Task brief = State only the count of lines in the listing below that hold "name".
--- Provided data ---
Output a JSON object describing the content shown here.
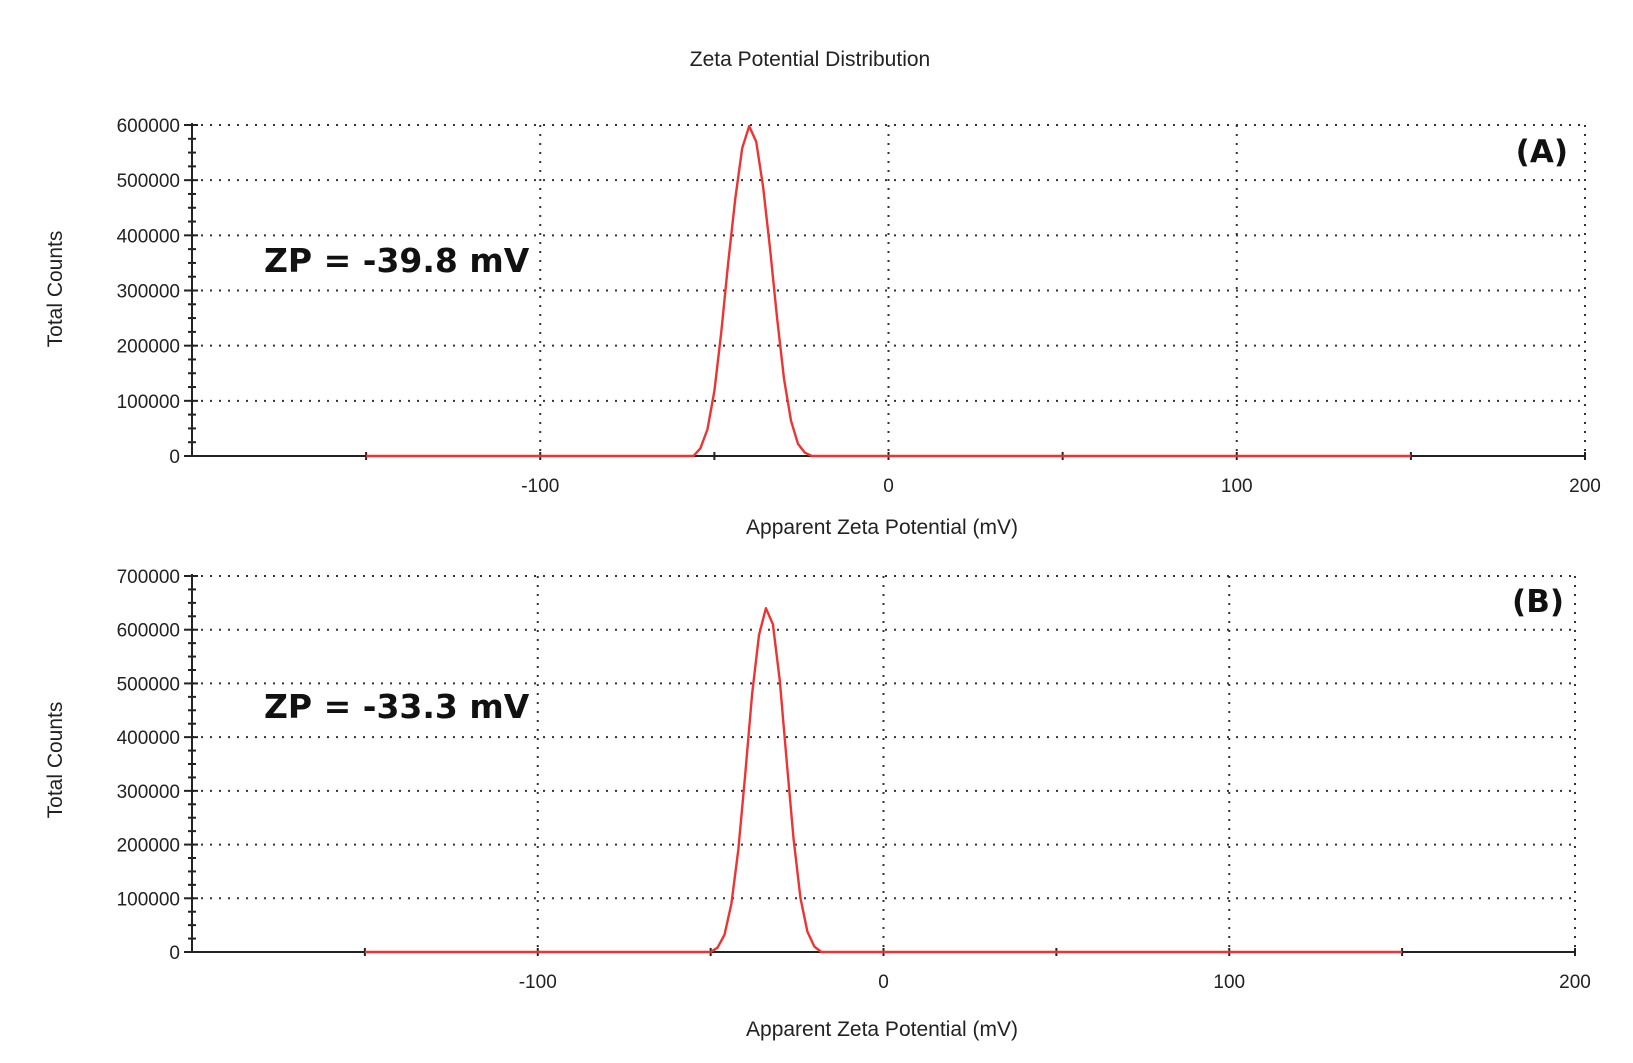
{
  "figure": {
    "title": "Zeta Potential Distribution"
  },
  "chart_data": [
    {
      "type": "line",
      "panel_label": "(A)",
      "annotation": "ZP = -39.8 mV",
      "xlabel": "Apparent Zeta Potential (mV)",
      "ylabel": "Total Counts",
      "xlim": [
        -200,
        200
      ],
      "ylim": [
        0,
        600000
      ],
      "x_ticks": [
        -100,
        0,
        100,
        200
      ],
      "x_minor_ticks": [
        -150,
        -50,
        50,
        150
      ],
      "y_ticks": [
        0,
        100000,
        200000,
        300000,
        400000,
        500000,
        600000
      ],
      "y_tick_labels": [
        "0",
        "100000",
        "200000",
        "300000",
        "400000",
        "500000",
        "600000"
      ],
      "grid": true,
      "line_color": "#ee3333",
      "series": [
        {
          "x": [
            -150,
            -100,
            -56,
            -54,
            -52,
            -50,
            -48,
            -46,
            -44,
            -42,
            -40,
            -38,
            -36,
            -34,
            -32,
            -30,
            -28,
            -26,
            -24,
            -22,
            -20,
            0,
            50,
            100,
            150
          ],
          "y": [
            0,
            0,
            0,
            14000,
            48000,
            118000,
            225000,
            352000,
            467000,
            558000,
            598000,
            570000,
            488000,
            375000,
            250000,
            140000,
            64000,
            22000,
            6000,
            0,
            0,
            0,
            0,
            0,
            0
          ]
        }
      ]
    },
    {
      "type": "line",
      "panel_label": "(B)",
      "annotation": "ZP = -33.3 mV",
      "xlabel": "Apparent Zeta Potential (mV)",
      "ylabel": "Total Counts",
      "xlim": [
        -200,
        200
      ],
      "ylim": [
        0,
        700000
      ],
      "x_ticks": [
        -100,
        0,
        100,
        200
      ],
      "x_minor_ticks": [
        -150,
        -50,
        50,
        150
      ],
      "y_ticks": [
        0,
        100000,
        200000,
        300000,
        400000,
        500000,
        600000,
        700000
      ],
      "y_tick_labels": [
        "0",
        "100000",
        "200000",
        "300000",
        "400000",
        "500000",
        "600000",
        "700000"
      ],
      "grid": true,
      "line_color": "#ee3333",
      "series": [
        {
          "x": [
            -150,
            -100,
            -50,
            -48,
            -46,
            -44,
            -42,
            -40,
            -38,
            -36,
            -34,
            -32,
            -30,
            -28,
            -26,
            -24,
            -22,
            -20,
            -18,
            -16,
            0,
            50,
            100,
            150
          ],
          "y": [
            0,
            0,
            0,
            8000,
            32000,
            90000,
            190000,
            330000,
            480000,
            590000,
            640000,
            610000,
            505000,
            355000,
            210000,
            100000,
            38000,
            10000,
            0,
            0,
            0,
            0,
            0,
            0
          ]
        }
      ]
    }
  ]
}
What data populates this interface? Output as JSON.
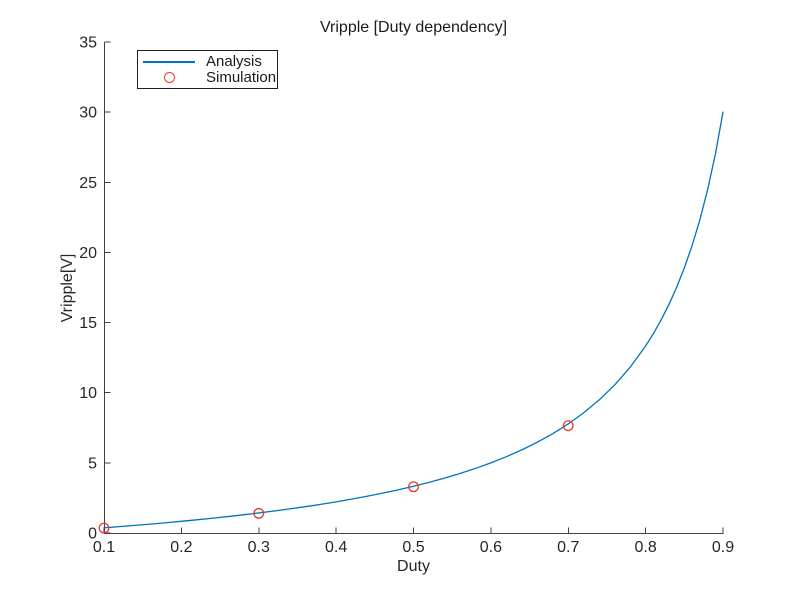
{
  "figure": {
    "background": "#ffffff"
  },
  "chart_data": {
    "type": "line",
    "title": "Vripple [Duty dependency]",
    "xlabel": "Duty",
    "ylabel": "Vripple[V]",
    "xlim": [
      0.1,
      0.9
    ],
    "ylim": [
      0,
      35
    ],
    "x_ticks": [
      0.1,
      0.2,
      0.3,
      0.4,
      0.5,
      0.6,
      0.7,
      0.8,
      0.9
    ],
    "y_ticks": [
      0,
      5,
      10,
      15,
      20,
      25,
      30,
      35
    ],
    "grid": false,
    "legend_position": "top-left",
    "axis_color": "#404040",
    "tick_label_color": "#262626",
    "series": [
      {
        "name": "Analysis",
        "type": "line",
        "color": "#0072bd",
        "x": [
          0.1,
          0.12,
          0.14,
          0.16,
          0.18,
          0.2,
          0.22,
          0.24,
          0.26,
          0.28,
          0.3,
          0.32,
          0.34,
          0.36,
          0.38,
          0.4,
          0.42,
          0.44,
          0.46,
          0.48,
          0.5,
          0.52,
          0.54,
          0.56,
          0.58,
          0.6,
          0.62,
          0.64,
          0.66,
          0.68,
          0.7,
          0.72,
          0.74,
          0.76,
          0.78,
          0.8,
          0.81,
          0.82,
          0.83,
          0.84,
          0.85,
          0.86,
          0.87,
          0.88,
          0.89,
          0.9
        ],
        "y": [
          0.37,
          0.455,
          0.543,
          0.635,
          0.732,
          0.833,
          0.94,
          1.053,
          1.171,
          1.296,
          1.429,
          1.569,
          1.717,
          1.875,
          2.043,
          2.222,
          2.414,
          2.619,
          2.84,
          3.077,
          3.333,
          3.611,
          3.913,
          4.242,
          4.603,
          5.0,
          5.439,
          5.926,
          6.471,
          7.083,
          7.778,
          8.571,
          9.487,
          10.556,
          11.818,
          13.333,
          14.211,
          15.185,
          16.275,
          17.5,
          18.889,
          20.476,
          22.308,
          24.444,
          26.97,
          30.0
        ]
      },
      {
        "name": "Simulation",
        "type": "scatter",
        "marker": "open-circle",
        "color": "#e8392b",
        "x": [
          0.1,
          0.3,
          0.5,
          0.7
        ],
        "y": [
          0.35,
          1.4,
          3.3,
          7.65
        ]
      }
    ]
  }
}
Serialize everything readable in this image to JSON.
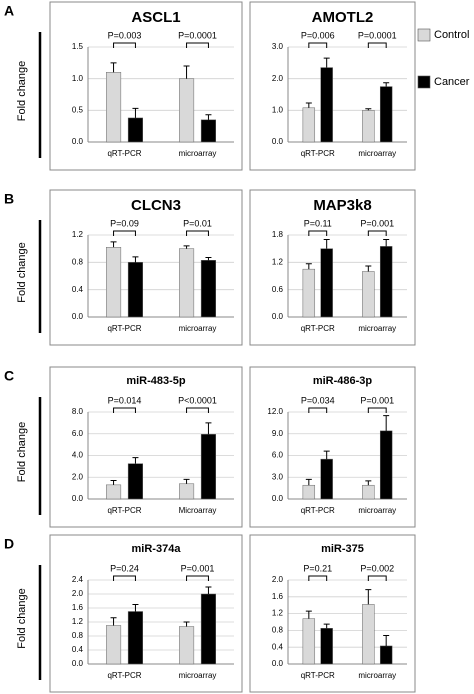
{
  "panels": [
    {
      "label": "A",
      "y_label": "Fold change"
    },
    {
      "label": "B",
      "y_label": "Fold change"
    },
    {
      "label": "C",
      "y_label": "Fold change"
    },
    {
      "label": "D",
      "y_label": "Fold change"
    }
  ],
  "legend": [
    {
      "name": "Control",
      "color": "#d9d9d9"
    },
    {
      "name": "Cancer",
      "color": "#000000"
    }
  ],
  "chart_data": [
    {
      "type": "bar",
      "title": "ASCL1",
      "categories": [
        "qRT-PCR",
        "microarray"
      ],
      "annotations": [
        "P=0.003",
        "P=0.0001"
      ],
      "ylim": [
        0,
        1.5
      ],
      "yticks": [
        {
          "value": 0,
          "label": "0.0"
        },
        0.5,
        {
          "value": 1,
          "label": "1.0"
        },
        1.5
      ],
      "series": [
        {
          "color": "#d9d9d9",
          "values": [
            1.1,
            1.0
          ],
          "errors": [
            0.15,
            0.2
          ]
        },
        {
          "color": "#000000",
          "values": [
            0.38,
            0.35
          ],
          "errors": [
            0.15,
            0.08
          ]
        }
      ]
    },
    {
      "type": "bar",
      "title": "AMOTL2",
      "categories": [
        "qRT-PCR",
        "microarray"
      ],
      "annotations": [
        "P=0.006",
        "P=0.0001"
      ],
      "ylim": [
        0,
        3
      ],
      "yticks": [
        {
          "value": 0,
          "label": "0.0"
        },
        {
          "value": 1,
          "label": "1.0"
        },
        {
          "value": 2,
          "label": "2.0"
        },
        {
          "value": 3,
          "label": "3.0"
        }
      ],
      "series": [
        {
          "color": "#d9d9d9",
          "values": [
            1.08,
            1.0
          ],
          "errors": [
            0.15,
            0.05
          ]
        },
        {
          "color": "#000000",
          "values": [
            2.35,
            1.75
          ],
          "errors": [
            0.3,
            0.12
          ]
        }
      ]
    },
    {
      "type": "bar",
      "title": "CLCN3",
      "categories": [
        "qRT-PCR",
        "microarray"
      ],
      "annotations": [
        "P=0.09",
        "P=0.01"
      ],
      "ylim": [
        0,
        1.2
      ],
      "yticks": [
        {
          "value": 0,
          "label": "0.0"
        },
        0.4,
        0.8,
        1.2
      ],
      "series": [
        {
          "color": "#d9d9d9",
          "values": [
            1.02,
            1.0
          ],
          "errors": [
            0.08,
            0.04
          ]
        },
        {
          "color": "#000000",
          "values": [
            0.8,
            0.83
          ],
          "errors": [
            0.08,
            0.04
          ]
        }
      ]
    },
    {
      "type": "bar",
      "title": "MAP3k8",
      "categories": [
        "qRT-PCR",
        "microarray"
      ],
      "annotations": [
        "P=0.11",
        "P=0.001"
      ],
      "ylim": [
        0,
        1.8
      ],
      "yticks": [
        {
          "value": 0,
          "label": "0.0"
        },
        0.6,
        1.2,
        1.8
      ],
      "series": [
        {
          "color": "#d9d9d9",
          "values": [
            1.05,
            1.0
          ],
          "errors": [
            0.12,
            0.12
          ]
        },
        {
          "color": "#000000",
          "values": [
            1.5,
            1.55
          ],
          "errors": [
            0.2,
            0.15
          ]
        }
      ]
    },
    {
      "type": "bar",
      "title": "miR-483-5p",
      "categories": [
        "qRT-PCR",
        "Microarray"
      ],
      "annotations": [
        "P=0.014",
        "P<0.0001"
      ],
      "ylim": [
        0,
        8
      ],
      "yticks": [
        {
          "value": 0,
          "label": "0.0"
        },
        {
          "value": 2,
          "label": "2.0"
        },
        {
          "value": 4,
          "label": "4.0"
        },
        {
          "value": 6,
          "label": "6.0"
        },
        {
          "value": 8,
          "label": "8.0"
        }
      ],
      "series": [
        {
          "color": "#d9d9d9",
          "values": [
            1.3,
            1.4
          ],
          "errors": [
            0.4,
            0.4
          ]
        },
        {
          "color": "#000000",
          "values": [
            3.25,
            5.95
          ],
          "errors": [
            0.55,
            1.05
          ]
        }
      ]
    },
    {
      "type": "bar",
      "title": "miR-486-3p",
      "categories": [
        "qRT-PCR",
        "microarray"
      ],
      "annotations": [
        "P=0.034",
        "P=0.001"
      ],
      "ylim": [
        0,
        12
      ],
      "yticks": [
        {
          "value": 0,
          "label": "0.0"
        },
        {
          "value": 3,
          "label": "3.0"
        },
        {
          "value": 6,
          "label": "6.0"
        },
        {
          "value": 9,
          "label": "9.0"
        },
        {
          "value": 12,
          "label": "12.0"
        }
      ],
      "series": [
        {
          "color": "#d9d9d9",
          "values": [
            1.9,
            1.9
          ],
          "errors": [
            0.8,
            0.6
          ]
        },
        {
          "color": "#000000",
          "values": [
            5.5,
            9.4
          ],
          "errors": [
            1.1,
            2.1
          ]
        }
      ]
    },
    {
      "type": "bar",
      "title": "miR-374a",
      "categories": [
        "qRT-PCR",
        "microarray"
      ],
      "annotations": [
        "P=0.24",
        "P=0.001"
      ],
      "ylim": [
        0,
        2.4
      ],
      "yticks": [
        {
          "value": 0,
          "label": "0.0"
        },
        0.4,
        0.8,
        1.2,
        1.6,
        {
          "value": 2,
          "label": "2.0"
        },
        2.4
      ],
      "series": [
        {
          "color": "#d9d9d9",
          "values": [
            1.1,
            1.07
          ],
          "errors": [
            0.22,
            0.13
          ]
        },
        {
          "color": "#000000",
          "values": [
            1.5,
            2.0
          ],
          "errors": [
            0.2,
            0.2
          ]
        }
      ]
    },
    {
      "type": "bar",
      "title": "miR-375",
      "categories": [
        "qRT-PCR",
        "microarray"
      ],
      "annotations": [
        "P=0.21",
        "P=0.002"
      ],
      "ylim": [
        0,
        2
      ],
      "yticks": [
        {
          "value": 0,
          "label": "0.0"
        },
        0.4,
        0.8,
        1.2,
        1.6,
        {
          "value": 2,
          "label": "2.0"
        }
      ],
      "series": [
        {
          "color": "#d9d9d9",
          "values": [
            1.08,
            1.42
          ],
          "errors": [
            0.18,
            0.35
          ]
        },
        {
          "color": "#000000",
          "values": [
            0.85,
            0.43
          ],
          "errors": [
            0.1,
            0.25
          ]
        }
      ]
    }
  ]
}
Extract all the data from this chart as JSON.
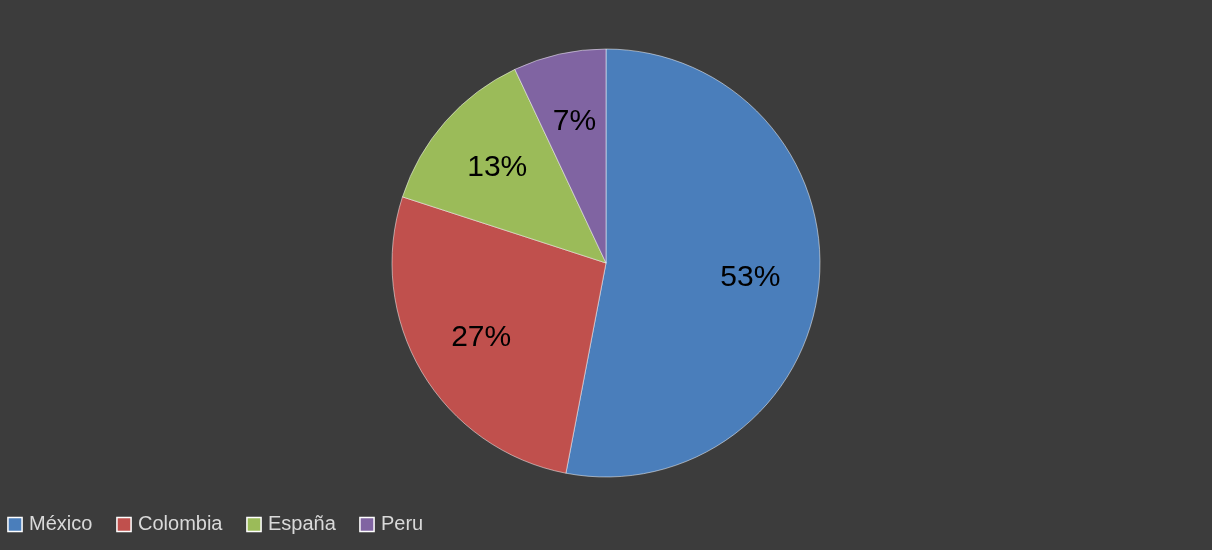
{
  "chart_data": {
    "type": "pie",
    "categories": [
      "México",
      "Colombia",
      "España",
      "Peru"
    ],
    "values": [
      53,
      27,
      13,
      7
    ],
    "colors": [
      "#4a7ebb",
      "#c0504d",
      "#9bbb59",
      "#8064a2"
    ],
    "value_labels": [
      "53%",
      "27%",
      "13%",
      "7%"
    ],
    "legend": "bottom"
  }
}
---
Final result = 4